## [Problem requirements]
Without altering anything, output the material below.

## [Exercise inputs]
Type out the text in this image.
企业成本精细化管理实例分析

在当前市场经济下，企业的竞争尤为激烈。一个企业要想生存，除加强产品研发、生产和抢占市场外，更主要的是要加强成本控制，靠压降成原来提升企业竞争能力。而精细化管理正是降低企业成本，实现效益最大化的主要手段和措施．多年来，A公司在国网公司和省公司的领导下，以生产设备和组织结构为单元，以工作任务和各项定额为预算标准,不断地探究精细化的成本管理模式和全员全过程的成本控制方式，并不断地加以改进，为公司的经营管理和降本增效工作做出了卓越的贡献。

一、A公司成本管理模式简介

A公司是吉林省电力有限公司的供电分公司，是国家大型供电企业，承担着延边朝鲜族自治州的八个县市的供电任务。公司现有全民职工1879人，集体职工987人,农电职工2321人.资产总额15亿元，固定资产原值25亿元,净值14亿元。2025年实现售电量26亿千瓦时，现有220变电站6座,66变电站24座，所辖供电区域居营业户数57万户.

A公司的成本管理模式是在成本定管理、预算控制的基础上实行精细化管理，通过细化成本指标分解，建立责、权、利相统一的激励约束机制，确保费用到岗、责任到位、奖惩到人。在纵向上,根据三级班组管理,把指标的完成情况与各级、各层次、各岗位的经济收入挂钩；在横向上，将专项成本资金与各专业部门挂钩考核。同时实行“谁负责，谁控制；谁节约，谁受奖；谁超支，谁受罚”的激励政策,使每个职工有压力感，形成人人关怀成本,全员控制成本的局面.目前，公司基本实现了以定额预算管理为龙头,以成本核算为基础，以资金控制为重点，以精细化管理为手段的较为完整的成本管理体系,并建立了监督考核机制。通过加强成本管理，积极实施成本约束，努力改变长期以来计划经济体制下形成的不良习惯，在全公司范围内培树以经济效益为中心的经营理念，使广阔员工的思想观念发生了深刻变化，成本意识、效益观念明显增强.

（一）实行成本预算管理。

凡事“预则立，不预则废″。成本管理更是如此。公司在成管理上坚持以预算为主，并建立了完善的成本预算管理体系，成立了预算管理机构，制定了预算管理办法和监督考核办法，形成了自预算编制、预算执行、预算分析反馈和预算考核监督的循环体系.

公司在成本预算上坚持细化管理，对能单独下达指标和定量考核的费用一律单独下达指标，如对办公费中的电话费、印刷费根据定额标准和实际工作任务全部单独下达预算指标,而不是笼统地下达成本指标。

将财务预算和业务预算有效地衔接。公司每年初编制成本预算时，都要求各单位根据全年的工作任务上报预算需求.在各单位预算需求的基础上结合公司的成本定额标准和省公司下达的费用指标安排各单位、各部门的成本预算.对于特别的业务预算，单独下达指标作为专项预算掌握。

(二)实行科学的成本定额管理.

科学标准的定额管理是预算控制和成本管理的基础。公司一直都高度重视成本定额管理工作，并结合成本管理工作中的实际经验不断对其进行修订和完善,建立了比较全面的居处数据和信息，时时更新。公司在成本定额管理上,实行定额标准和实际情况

## [Answer in full]
Type out the text in this image.
企业成本精细化管理实例分析

在当前市场经济下，企业的竞争尤为激烈。一个企业要想生存，除加强产品研发、生产和抢占市场外，更主要的是要加强成本控制，靠压降成原来提升企业竞争能力。而精细化管理正是降低企业成本，实现效益最大化的主要手段和措施．多年来，A公司在国网公司和省公司的领导下，以生产设备和组织结构为单元，以工作任务和各项定额为预算标准,不断地探究精细化的成本管理模式和全员全过程的成本控制方式，并不断地加以改进，为公司的经营管理和降本增效工作做出了卓越的贡献。

一、A公司成本管理模式简介

A公司是吉林省电力有限公司的供电分公司，是国家大型供电企业，承担着延边朝鲜族自治州的八个县市的供电任务。公司现有全民职工1879人，集体职工987人,农电职工2321人.资产总额15亿元，固定资产原值25亿元,净值14亿元。2025年实现售电量26亿千瓦时，现有220变电站6座,66变电站24座，所辖供电区域居营业户数57万户.

A公司的成本管理模式是在成本定管理、预算控制的基础上实行精细化管理，通过细化成本指标分解，建立责、权、利相统一的激励约束机制，确保费用到岗、责任到位、奖惩到人。在纵向上,根据三级班组管理,把指标的完成情况与各级、各层次、各岗位的经济收入挂钩；在横向上，将专项成本资金与各专业部门挂钩考核。同时实行“谁负责，谁控制；谁节约，谁受奖；谁超支，谁受罚”的激励政策,使每个职工有压力感，形成人人关怀成本,全员控制成本的局面.目前，公司基本实现了以定额预算管理为龙头,以成本核算为基础，以资金控制为重点，以精细化管理为手段的较为完整的成本管理体系,并建立了监督考核机制。通过加强成本管理，积极实施成本约束，努力改变长期以来计划经济体制下形成的不良习惯，在全公司范围内培树以经济效益为中心的经营理念，使广阔员工的思想观念发生了深刻变化，成本意识、效益观念明显增强.

（一）实行成本预算管理。

凡事“预则立，不预则废″。成本管理更是如此。公司在成管理上坚持以预算为主，并建立了完善的成本预算管理体系，成立了预算管理机构，制定了预算管理办法和监督考核办法，形成了自预算编制、预算执行、预算分析反馈和预算考核监督的循环体系.

公司在成本预算上坚持细化管理，对能单独下达指标和定量考核的费用一律单独下达指标，如对办公费中的电话费、印刷费根据定额标准和实际工作任务全部单独下达预算指标,而不是笼统地下达成本指标。

将财务预算和业务预算有效地衔接。公司每年初编制成本预算时，都要求各单位根据全年的工作任务上报预算需求.在各单位预算需求的基础上结合公司的成本定额标准和省公司下达的费用指标安排各单位、各部门的成本预算.对于特别的业务预算，单独下达指标作为专项预算掌握。

(二)实行科学的成本定额管理.

科学标准的定额管理是预算控制和成本管理的基础。公司一直都高度重视成本定额管理工作，并结合成本管理工作中的实际经验不断对其进行修订和完善,建立了比较全面的居处数据和信息，时时更新。公司在成本定额管理上,实行定额标准和实际情况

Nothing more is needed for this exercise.